> [GIVEN PROBLEM]
Can you output the records below exactly as they are written?

>> BEGIN DATASET

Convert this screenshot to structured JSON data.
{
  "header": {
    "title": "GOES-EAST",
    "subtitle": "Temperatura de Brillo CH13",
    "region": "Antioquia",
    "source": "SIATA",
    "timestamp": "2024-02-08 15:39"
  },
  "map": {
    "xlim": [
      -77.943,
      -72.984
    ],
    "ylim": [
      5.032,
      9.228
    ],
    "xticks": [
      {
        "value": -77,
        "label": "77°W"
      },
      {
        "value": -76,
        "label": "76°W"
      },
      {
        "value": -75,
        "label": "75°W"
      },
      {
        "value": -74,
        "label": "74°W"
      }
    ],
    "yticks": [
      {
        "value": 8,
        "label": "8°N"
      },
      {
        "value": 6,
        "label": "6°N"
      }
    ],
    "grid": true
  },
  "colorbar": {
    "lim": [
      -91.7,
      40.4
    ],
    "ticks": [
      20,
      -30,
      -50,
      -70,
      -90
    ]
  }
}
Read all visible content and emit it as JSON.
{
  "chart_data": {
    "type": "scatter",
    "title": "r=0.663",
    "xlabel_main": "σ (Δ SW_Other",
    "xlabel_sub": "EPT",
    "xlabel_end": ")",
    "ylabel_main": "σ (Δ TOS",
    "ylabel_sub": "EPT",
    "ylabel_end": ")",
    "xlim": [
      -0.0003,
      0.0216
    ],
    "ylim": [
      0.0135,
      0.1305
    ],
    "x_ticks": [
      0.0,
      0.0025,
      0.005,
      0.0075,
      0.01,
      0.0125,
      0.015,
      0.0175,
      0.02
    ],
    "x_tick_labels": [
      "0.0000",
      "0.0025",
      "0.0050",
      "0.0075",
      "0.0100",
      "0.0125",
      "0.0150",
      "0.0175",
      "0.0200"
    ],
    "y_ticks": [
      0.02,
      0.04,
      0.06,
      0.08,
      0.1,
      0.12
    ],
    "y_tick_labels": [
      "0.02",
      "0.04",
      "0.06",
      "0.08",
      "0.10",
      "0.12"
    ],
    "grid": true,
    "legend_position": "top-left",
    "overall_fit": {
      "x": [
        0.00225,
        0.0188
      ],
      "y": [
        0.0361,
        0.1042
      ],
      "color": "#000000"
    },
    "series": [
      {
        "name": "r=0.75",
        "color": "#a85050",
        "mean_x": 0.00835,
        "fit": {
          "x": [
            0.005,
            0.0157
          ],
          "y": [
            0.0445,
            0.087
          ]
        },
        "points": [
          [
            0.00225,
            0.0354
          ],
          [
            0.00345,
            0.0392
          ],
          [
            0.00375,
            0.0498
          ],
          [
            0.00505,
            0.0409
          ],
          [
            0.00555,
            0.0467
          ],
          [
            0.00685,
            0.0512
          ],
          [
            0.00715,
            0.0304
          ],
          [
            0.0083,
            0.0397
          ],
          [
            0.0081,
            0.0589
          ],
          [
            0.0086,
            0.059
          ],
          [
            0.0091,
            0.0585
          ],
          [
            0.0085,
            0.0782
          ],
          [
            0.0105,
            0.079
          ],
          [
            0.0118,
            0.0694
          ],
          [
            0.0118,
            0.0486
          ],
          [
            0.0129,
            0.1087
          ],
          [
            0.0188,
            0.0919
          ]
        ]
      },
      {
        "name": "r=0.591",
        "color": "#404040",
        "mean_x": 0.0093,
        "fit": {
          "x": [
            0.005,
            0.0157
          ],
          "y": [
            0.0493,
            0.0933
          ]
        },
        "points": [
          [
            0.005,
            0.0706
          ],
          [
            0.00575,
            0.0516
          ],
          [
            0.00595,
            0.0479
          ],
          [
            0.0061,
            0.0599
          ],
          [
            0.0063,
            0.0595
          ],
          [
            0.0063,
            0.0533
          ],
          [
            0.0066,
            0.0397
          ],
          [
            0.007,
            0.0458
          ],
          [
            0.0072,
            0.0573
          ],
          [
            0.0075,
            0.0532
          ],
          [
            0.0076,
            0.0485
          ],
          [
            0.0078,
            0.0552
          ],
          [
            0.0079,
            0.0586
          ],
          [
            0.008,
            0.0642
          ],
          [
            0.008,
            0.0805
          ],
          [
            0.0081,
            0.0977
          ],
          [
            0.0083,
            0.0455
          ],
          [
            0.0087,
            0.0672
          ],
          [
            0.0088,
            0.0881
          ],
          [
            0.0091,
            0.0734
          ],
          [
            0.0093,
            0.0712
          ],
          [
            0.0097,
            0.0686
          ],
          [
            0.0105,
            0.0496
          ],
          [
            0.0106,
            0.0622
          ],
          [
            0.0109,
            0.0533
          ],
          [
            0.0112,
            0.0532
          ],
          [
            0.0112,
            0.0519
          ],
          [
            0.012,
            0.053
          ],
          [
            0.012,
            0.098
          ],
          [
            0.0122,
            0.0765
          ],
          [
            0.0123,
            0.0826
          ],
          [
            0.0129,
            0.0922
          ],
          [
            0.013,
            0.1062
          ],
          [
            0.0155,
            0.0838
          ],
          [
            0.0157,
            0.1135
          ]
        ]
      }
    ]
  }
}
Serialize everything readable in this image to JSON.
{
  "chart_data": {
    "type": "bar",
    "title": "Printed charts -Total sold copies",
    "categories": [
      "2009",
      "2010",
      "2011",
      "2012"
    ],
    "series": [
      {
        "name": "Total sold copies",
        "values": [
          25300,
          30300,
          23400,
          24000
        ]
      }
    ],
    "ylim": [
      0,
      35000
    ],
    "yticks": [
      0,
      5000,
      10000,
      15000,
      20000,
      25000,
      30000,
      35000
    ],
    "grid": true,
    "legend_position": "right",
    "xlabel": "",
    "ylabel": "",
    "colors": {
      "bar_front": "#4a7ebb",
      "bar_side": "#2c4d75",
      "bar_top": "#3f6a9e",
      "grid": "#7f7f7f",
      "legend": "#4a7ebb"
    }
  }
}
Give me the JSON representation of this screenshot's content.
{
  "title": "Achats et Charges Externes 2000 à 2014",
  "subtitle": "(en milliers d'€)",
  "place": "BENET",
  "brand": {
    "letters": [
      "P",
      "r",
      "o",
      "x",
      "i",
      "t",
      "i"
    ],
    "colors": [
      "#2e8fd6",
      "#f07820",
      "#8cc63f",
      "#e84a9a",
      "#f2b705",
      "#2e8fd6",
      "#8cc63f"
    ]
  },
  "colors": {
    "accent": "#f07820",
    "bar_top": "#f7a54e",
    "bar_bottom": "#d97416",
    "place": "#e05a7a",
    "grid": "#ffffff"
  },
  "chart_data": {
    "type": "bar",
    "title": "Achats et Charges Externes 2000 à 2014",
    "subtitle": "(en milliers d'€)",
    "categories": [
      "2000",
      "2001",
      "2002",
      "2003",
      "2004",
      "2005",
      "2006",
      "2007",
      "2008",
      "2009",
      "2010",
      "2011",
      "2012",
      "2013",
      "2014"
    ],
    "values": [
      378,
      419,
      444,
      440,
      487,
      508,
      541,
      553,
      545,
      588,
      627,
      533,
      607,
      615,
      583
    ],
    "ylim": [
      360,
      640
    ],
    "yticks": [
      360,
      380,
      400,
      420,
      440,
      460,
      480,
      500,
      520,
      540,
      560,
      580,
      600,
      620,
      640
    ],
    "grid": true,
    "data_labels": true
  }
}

>> END DATASET

> [ANSWER TO THIS EXERCISE]
Convert this screenshot to structured JSON data.
{
  "header": {
    "title": "GOES-EAST",
    "subtitle": "Temperatura de Brillo CH13",
    "region": "Antioquia",
    "source": "SIATA",
    "timestamp": "2024-02-08 15:39"
  },
  "map": {
    "xlim": [
      -77.943,
      -72.984
    ],
    "ylim": [
      5.032,
      9.228
    ],
    "xticks": [
      {
        "value": -77,
        "label": "77°W"
      },
      {
        "value": -76,
        "label": "76°W"
      },
      {
        "value": -75,
        "label": "75°W"
      },
      {
        "value": -74,
        "label": "74°W"
      }
    ],
    "yticks": [
      {
        "value": 8,
        "label": "8°N"
      },
      {
        "value": 6,
        "label": "6°N"
      }
    ],
    "grid": true
  },
  "colorbar": {
    "lim": [
      -91.7,
      40.4
    ],
    "ticks": [
      20,
      -30,
      -50,
      -70,
      -90
    ]
  }
}
Read all visible content and emit it as JSON.
{
  "chart_data": {
    "type": "scatter",
    "title": "r=0.663",
    "xlabel_main": "σ (Δ SW_Other",
    "xlabel_sub": "EPT",
    "xlabel_end": ")",
    "ylabel_main": "σ (Δ TOS",
    "ylabel_sub": "EPT",
    "ylabel_end": ")",
    "xlim": [
      -0.0003,
      0.0216
    ],
    "ylim": [
      0.0135,
      0.1305
    ],
    "x_ticks": [
      0.0,
      0.0025,
      0.005,
      0.0075,
      0.01,
      0.0125,
      0.015,
      0.0175,
      0.02
    ],
    "x_tick_labels": [
      "0.0000",
      "0.0025",
      "0.0050",
      "0.0075",
      "0.0100",
      "0.0125",
      "0.0150",
      "0.0175",
      "0.0200"
    ],
    "y_ticks": [
      0.02,
      0.04,
      0.06,
      0.08,
      0.1,
      0.12
    ],
    "y_tick_labels": [
      "0.02",
      "0.04",
      "0.06",
      "0.08",
      "0.10",
      "0.12"
    ],
    "grid": true,
    "legend_position": "top-left",
    "overall_fit": {
      "x": [
        0.00225,
        0.0188
      ],
      "y": [
        0.0361,
        0.1042
      ],
      "color": "#000000"
    },
    "series": [
      {
        "name": "r=0.75",
        "color": "#a85050",
        "mean_x": 0.00835,
        "fit": {
          "x": [
            0.005,
            0.0157
          ],
          "y": [
            0.0445,
            0.087
          ]
        },
        "points": [
          [
            0.00225,
            0.0354
          ],
          [
            0.00345,
            0.0392
          ],
          [
            0.00375,
            0.0498
          ],
          [
            0.00505,
            0.0409
          ],
          [
            0.00555,
            0.0467
          ],
          [
            0.00685,
            0.0512
          ],
          [
            0.00715,
            0.0304
          ],
          [
            0.0083,
            0.0397
          ],
          [
            0.0081,
            0.0589
          ],
          [
            0.0086,
            0.059
          ],
          [
            0.0091,
            0.0585
          ],
          [
            0.0085,
            0.0782
          ],
          [
            0.0105,
            0.079
          ],
          [
            0.0118,
            0.0694
          ],
          [
            0.0118,
            0.0486
          ],
          [
            0.0129,
            0.1087
          ],
          [
            0.0188,
            0.0919
          ]
        ]
      },
      {
        "name": "r=0.591",
        "color": "#404040",
        "mean_x": 0.0093,
        "fit": {
          "x": [
            0.005,
            0.0157
          ],
          "y": [
            0.0493,
            0.0933
          ]
        },
        "points": [
          [
            0.005,
            0.0706
          ],
          [
            0.00575,
            0.0516
          ],
          [
            0.00595,
            0.0479
          ],
          [
            0.0061,
            0.0599
          ],
          [
            0.0063,
            0.0595
          ],
          [
            0.0063,
            0.0533
          ],
          [
            0.0066,
            0.0397
          ],
          [
            0.007,
            0.0458
          ],
          [
            0.0072,
            0.0573
          ],
          [
            0.0075,
            0.0532
          ],
          [
            0.0076,
            0.0485
          ],
          [
            0.0078,
            0.0552
          ],
          [
            0.0079,
            0.0586
          ],
          [
            0.008,
            0.0642
          ],
          [
            0.008,
            0.0805
          ],
          [
            0.0081,
            0.0977
          ],
          [
            0.0083,
            0.0455
          ],
          [
            0.0087,
            0.0672
          ],
          [
            0.0088,
            0.0881
          ],
          [
            0.0091,
            0.0734
          ],
          [
            0.0093,
            0.0712
          ],
          [
            0.0097,
            0.0686
          ],
          [
            0.0105,
            0.0496
          ],
          [
            0.0106,
            0.0622
          ],
          [
            0.0109,
            0.0533
          ],
          [
            0.0112,
            0.0532
          ],
          [
            0.0112,
            0.0519
          ],
          [
            0.012,
            0.053
          ],
          [
            0.012,
            0.098
          ],
          [
            0.0122,
            0.0765
          ],
          [
            0.0123,
            0.0826
          ],
          [
            0.0129,
            0.0922
          ],
          [
            0.013,
            0.1062
          ],
          [
            0.0155,
            0.0838
          ],
          [
            0.0157,
            0.1135
          ]
        ]
      }
    ]
  }
}
Serialize everything readable in this image to JSON.
{
  "chart_data": {
    "type": "bar",
    "title": "Printed charts -Total sold copies",
    "categories": [
      "2009",
      "2010",
      "2011",
      "2012"
    ],
    "series": [
      {
        "name": "Total sold copies",
        "values": [
          25300,
          30300,
          23400,
          24000
        ]
      }
    ],
    "ylim": [
      0,
      35000
    ],
    "yticks": [
      0,
      5000,
      10000,
      15000,
      20000,
      25000,
      30000,
      35000
    ],
    "grid": true,
    "legend_position": "right",
    "xlabel": "",
    "ylabel": "",
    "colors": {
      "bar_front": "#4a7ebb",
      "bar_side": "#2c4d75",
      "bar_top": "#3f6a9e",
      "grid": "#7f7f7f",
      "legend": "#4a7ebb"
    }
  }
}
Give me the JSON representation of this screenshot's content.
{
  "title": "Achats et Charges Externes 2000 à 2014",
  "subtitle": "(en milliers d'€)",
  "place": "BENET",
  "brand": {
    "letters": [
      "P",
      "r",
      "o",
      "x",
      "i",
      "t",
      "i"
    ],
    "colors": [
      "#2e8fd6",
      "#f07820",
      "#8cc63f",
      "#e84a9a",
      "#f2b705",
      "#2e8fd6",
      "#8cc63f"
    ]
  },
  "colors": {
    "accent": "#f07820",
    "bar_top": "#f7a54e",
    "bar_bottom": "#d97416",
    "place": "#e05a7a",
    "grid": "#ffffff"
  },
  "chart_data": {
    "type": "bar",
    "title": "Achats et Charges Externes 2000 à 2014",
    "subtitle": "(en milliers d'€)",
    "categories": [
      "2000",
      "2001",
      "2002",
      "2003",
      "2004",
      "2005",
      "2006",
      "2007",
      "2008",
      "2009",
      "2010",
      "2011",
      "2012",
      "2013",
      "2014"
    ],
    "values": [
      378,
      419,
      444,
      440,
      487,
      508,
      541,
      553,
      545,
      588,
      627,
      533,
      607,
      615,
      583
    ],
    "ylim": [
      360,
      640
    ],
    "yticks": [
      360,
      380,
      400,
      420,
      440,
      460,
      480,
      500,
      520,
      540,
      560,
      580,
      600,
      620,
      640
    ],
    "grid": true,
    "data_labels": true
  }
}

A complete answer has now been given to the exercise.